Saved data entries
-------

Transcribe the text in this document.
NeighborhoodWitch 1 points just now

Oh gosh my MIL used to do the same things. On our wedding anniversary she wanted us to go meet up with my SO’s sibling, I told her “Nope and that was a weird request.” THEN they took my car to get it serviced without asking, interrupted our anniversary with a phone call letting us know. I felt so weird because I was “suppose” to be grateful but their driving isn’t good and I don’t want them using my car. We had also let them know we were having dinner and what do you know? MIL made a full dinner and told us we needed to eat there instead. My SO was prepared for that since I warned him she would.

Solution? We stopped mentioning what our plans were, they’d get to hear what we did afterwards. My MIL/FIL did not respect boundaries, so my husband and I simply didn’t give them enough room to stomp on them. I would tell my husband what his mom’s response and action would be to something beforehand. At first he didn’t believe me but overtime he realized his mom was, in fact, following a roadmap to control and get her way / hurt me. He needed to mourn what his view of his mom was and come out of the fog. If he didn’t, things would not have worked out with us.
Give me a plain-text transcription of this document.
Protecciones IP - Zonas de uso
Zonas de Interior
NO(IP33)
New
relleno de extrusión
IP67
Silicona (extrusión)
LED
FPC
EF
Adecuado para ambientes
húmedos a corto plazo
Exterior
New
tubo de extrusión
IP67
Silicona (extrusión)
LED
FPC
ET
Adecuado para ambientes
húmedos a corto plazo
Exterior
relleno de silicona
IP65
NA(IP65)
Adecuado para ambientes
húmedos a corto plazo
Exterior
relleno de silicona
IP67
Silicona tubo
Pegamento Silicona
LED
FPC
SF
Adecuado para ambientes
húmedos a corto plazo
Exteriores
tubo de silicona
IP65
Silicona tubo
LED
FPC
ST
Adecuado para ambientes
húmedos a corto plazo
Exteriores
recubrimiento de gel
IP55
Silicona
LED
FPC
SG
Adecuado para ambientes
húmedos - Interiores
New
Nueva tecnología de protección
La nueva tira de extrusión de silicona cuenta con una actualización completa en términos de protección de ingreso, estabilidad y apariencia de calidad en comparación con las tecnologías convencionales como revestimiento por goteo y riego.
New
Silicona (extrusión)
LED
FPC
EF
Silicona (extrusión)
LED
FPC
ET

-------

Each line that holds the word "text" is to be copied.

Transcribe the text in this document.
Give me a plain-text transcription of this document.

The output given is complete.